[Source data]

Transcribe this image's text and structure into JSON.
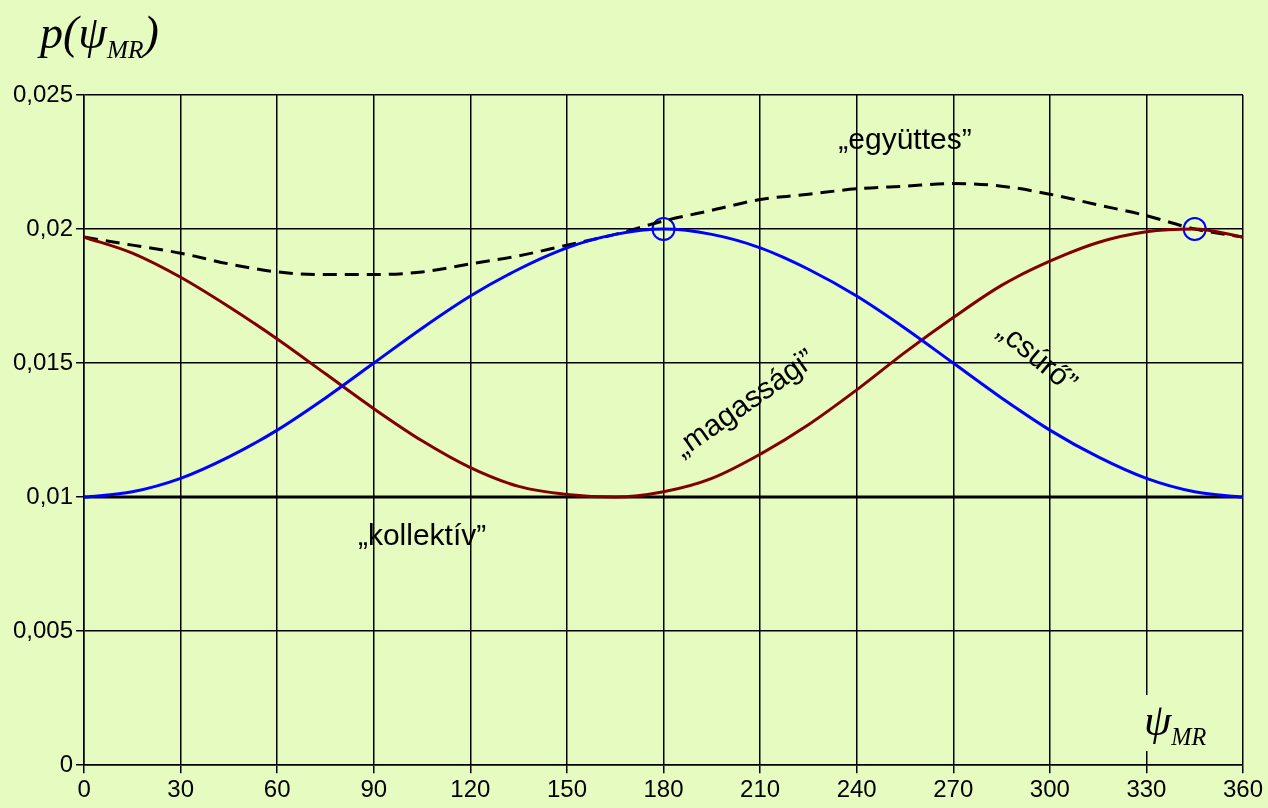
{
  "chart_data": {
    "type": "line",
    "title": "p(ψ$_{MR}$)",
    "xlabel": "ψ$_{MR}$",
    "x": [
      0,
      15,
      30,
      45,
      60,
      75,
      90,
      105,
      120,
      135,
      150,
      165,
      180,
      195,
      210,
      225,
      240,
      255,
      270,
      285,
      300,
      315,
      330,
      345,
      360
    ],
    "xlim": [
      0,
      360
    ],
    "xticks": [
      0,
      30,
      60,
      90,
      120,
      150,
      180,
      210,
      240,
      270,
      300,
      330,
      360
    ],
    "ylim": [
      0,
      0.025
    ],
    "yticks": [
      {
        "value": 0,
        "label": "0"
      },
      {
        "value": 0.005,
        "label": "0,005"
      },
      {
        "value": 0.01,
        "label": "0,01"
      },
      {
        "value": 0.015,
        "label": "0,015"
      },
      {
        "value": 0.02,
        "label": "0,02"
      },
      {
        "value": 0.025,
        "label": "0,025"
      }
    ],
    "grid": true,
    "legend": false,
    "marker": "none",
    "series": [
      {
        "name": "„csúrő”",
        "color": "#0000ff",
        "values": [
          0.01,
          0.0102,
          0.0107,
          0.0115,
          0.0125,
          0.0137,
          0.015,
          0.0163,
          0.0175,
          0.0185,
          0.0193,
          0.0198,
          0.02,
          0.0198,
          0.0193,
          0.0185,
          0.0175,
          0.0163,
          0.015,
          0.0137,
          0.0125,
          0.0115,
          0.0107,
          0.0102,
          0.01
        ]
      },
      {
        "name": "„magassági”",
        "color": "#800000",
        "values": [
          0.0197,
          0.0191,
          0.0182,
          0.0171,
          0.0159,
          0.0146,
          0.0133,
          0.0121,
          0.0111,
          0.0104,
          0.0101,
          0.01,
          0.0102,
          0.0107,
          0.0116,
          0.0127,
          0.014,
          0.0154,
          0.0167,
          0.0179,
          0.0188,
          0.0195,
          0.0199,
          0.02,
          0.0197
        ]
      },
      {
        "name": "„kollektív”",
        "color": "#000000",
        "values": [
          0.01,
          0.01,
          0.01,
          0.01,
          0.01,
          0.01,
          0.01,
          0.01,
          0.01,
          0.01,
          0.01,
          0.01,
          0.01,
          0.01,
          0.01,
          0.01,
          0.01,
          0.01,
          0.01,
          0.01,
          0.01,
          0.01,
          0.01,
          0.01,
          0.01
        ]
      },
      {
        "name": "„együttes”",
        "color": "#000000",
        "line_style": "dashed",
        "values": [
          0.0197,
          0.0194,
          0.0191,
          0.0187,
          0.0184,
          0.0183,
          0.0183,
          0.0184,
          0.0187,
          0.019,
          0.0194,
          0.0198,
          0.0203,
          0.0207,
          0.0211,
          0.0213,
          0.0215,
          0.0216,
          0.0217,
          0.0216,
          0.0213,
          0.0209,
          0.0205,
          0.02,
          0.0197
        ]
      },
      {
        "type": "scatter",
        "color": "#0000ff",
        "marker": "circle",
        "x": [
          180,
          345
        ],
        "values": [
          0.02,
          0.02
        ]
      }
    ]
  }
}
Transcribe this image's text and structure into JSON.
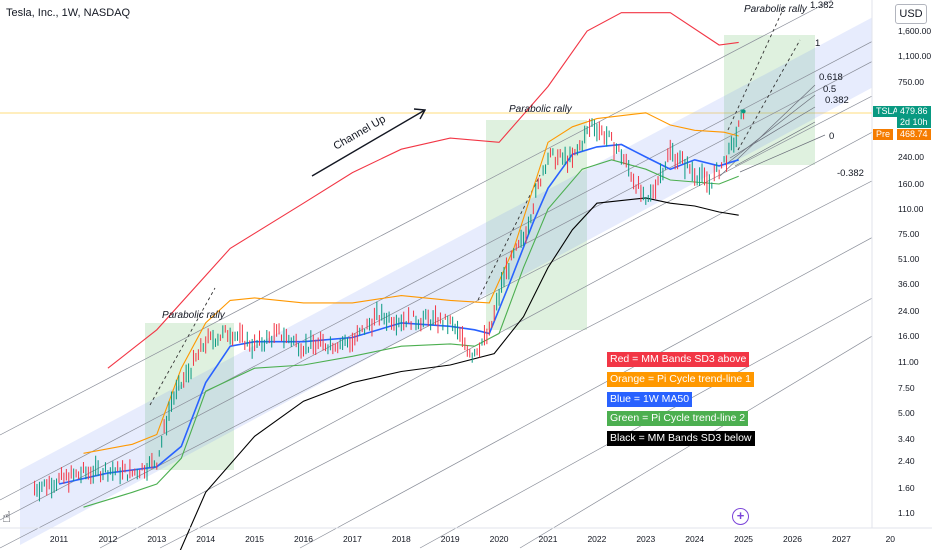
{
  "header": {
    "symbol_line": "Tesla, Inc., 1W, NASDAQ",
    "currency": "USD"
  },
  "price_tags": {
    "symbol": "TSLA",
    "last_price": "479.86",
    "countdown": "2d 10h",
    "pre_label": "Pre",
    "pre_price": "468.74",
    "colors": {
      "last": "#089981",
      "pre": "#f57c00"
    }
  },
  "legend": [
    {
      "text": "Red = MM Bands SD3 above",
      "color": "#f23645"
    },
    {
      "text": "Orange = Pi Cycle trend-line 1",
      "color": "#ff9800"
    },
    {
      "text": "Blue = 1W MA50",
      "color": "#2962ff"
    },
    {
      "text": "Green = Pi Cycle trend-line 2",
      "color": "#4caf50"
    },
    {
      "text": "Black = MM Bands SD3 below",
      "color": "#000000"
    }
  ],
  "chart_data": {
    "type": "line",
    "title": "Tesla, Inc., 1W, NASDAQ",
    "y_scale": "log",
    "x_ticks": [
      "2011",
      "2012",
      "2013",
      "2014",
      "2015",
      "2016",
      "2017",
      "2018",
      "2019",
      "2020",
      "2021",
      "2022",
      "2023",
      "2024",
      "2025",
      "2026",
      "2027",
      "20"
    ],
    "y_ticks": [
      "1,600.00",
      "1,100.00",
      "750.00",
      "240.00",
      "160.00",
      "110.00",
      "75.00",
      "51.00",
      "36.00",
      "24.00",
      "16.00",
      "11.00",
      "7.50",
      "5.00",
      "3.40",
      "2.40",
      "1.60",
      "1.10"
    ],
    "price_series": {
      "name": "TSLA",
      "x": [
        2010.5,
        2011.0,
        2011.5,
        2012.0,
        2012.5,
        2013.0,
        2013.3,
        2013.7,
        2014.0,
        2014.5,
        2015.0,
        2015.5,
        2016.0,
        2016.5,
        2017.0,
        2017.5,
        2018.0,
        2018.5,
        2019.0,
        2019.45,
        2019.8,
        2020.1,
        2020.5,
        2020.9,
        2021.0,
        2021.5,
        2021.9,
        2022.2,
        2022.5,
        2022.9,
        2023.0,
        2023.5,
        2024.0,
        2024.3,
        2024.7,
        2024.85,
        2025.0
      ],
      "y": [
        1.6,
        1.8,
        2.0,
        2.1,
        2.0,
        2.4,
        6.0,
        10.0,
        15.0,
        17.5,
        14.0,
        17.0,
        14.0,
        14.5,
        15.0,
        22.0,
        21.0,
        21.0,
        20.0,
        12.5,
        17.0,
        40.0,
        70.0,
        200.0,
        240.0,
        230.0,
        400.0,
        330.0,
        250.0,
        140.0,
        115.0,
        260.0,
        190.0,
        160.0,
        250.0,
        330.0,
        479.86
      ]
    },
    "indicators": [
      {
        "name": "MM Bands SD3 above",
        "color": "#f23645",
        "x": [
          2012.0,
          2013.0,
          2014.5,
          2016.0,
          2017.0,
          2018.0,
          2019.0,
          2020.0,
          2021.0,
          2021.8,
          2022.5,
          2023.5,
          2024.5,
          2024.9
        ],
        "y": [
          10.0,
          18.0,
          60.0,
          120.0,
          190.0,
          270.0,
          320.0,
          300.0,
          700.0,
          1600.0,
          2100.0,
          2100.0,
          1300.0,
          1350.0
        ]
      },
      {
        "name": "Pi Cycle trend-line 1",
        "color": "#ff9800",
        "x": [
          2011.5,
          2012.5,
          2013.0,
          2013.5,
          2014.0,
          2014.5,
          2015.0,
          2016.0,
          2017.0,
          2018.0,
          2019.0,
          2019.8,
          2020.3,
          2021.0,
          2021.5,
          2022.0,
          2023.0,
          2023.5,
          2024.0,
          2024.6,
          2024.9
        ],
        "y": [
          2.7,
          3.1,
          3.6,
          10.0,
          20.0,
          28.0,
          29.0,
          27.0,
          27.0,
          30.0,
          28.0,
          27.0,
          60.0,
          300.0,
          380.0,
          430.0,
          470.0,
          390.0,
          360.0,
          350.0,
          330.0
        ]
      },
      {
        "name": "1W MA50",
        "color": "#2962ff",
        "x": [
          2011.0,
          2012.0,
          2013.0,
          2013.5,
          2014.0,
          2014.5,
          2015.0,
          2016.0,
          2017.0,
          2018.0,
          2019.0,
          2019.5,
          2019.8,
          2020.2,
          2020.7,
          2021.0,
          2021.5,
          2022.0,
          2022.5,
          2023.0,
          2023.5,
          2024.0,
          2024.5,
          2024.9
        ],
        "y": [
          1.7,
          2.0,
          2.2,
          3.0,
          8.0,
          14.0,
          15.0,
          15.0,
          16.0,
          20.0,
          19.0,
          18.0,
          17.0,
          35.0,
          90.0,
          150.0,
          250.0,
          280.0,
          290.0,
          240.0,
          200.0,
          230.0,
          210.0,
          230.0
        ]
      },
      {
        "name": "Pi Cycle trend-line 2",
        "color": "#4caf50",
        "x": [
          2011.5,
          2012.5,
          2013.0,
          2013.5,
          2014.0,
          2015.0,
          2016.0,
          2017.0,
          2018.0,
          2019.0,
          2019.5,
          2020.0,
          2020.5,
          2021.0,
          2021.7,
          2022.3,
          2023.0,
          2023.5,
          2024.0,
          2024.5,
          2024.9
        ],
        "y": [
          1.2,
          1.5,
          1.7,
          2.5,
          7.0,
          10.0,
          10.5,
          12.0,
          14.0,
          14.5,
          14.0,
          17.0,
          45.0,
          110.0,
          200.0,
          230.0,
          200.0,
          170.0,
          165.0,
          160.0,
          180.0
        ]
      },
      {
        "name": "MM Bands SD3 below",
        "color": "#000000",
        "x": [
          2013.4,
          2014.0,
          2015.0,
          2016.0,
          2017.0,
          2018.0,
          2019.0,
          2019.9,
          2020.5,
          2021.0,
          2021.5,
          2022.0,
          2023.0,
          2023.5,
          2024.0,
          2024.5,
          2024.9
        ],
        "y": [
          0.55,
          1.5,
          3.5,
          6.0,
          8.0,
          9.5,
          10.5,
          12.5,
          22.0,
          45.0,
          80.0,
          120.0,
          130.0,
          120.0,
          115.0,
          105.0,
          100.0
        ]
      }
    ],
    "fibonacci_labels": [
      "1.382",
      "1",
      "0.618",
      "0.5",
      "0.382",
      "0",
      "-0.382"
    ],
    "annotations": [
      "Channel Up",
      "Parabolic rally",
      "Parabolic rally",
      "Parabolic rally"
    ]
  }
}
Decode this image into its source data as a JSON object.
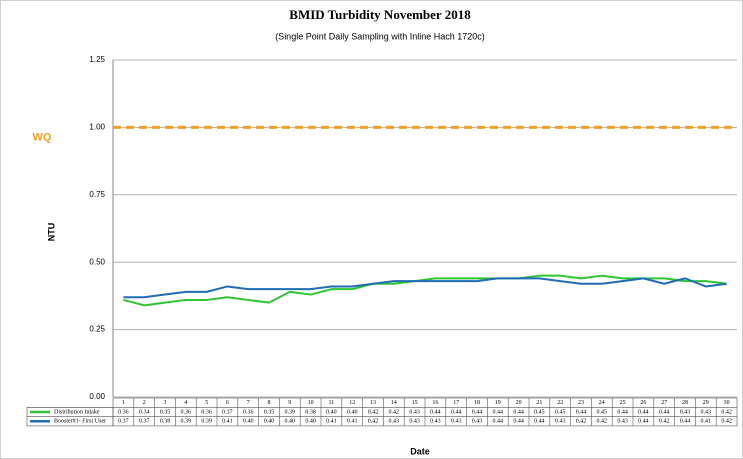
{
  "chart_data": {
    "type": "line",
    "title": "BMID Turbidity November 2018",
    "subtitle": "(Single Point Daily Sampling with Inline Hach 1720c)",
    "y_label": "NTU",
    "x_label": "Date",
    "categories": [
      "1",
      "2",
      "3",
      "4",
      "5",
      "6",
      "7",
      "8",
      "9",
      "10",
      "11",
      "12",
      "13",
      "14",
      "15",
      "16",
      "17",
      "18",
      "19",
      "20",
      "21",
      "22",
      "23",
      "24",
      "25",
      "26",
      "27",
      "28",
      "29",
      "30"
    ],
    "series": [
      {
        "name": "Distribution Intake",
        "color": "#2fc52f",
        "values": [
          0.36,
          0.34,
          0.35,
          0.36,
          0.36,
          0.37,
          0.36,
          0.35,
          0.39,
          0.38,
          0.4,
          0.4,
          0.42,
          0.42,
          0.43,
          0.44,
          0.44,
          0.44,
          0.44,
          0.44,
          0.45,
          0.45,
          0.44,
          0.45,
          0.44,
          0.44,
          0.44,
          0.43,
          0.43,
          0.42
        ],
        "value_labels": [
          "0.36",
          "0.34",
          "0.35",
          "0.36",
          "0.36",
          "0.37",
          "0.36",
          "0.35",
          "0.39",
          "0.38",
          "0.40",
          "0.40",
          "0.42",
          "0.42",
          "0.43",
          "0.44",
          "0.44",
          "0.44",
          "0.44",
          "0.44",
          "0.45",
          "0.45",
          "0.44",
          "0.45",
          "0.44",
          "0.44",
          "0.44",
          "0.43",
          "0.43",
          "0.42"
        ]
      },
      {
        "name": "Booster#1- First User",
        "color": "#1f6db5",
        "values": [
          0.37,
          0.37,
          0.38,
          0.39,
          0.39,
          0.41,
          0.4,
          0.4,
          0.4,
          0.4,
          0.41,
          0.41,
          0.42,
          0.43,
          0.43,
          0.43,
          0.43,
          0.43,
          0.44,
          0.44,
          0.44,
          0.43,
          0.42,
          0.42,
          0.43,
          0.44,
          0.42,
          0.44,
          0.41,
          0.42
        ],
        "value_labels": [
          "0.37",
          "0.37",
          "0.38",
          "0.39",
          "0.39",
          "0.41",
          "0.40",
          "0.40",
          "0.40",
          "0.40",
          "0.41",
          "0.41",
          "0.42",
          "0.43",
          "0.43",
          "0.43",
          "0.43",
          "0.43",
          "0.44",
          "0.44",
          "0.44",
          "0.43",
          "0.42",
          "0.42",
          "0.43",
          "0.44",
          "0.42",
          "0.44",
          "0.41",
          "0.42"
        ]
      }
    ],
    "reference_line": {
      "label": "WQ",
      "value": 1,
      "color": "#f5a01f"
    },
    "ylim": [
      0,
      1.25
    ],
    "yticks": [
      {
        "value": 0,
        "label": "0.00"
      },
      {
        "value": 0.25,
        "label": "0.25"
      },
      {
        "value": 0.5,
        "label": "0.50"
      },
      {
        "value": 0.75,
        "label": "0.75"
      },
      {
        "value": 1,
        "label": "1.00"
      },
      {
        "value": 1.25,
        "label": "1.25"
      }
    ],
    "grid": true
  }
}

■ Task objective: In the records above, how many lines hold the string "NASDAQ"? Reply with only the number.

■ Completed task: 2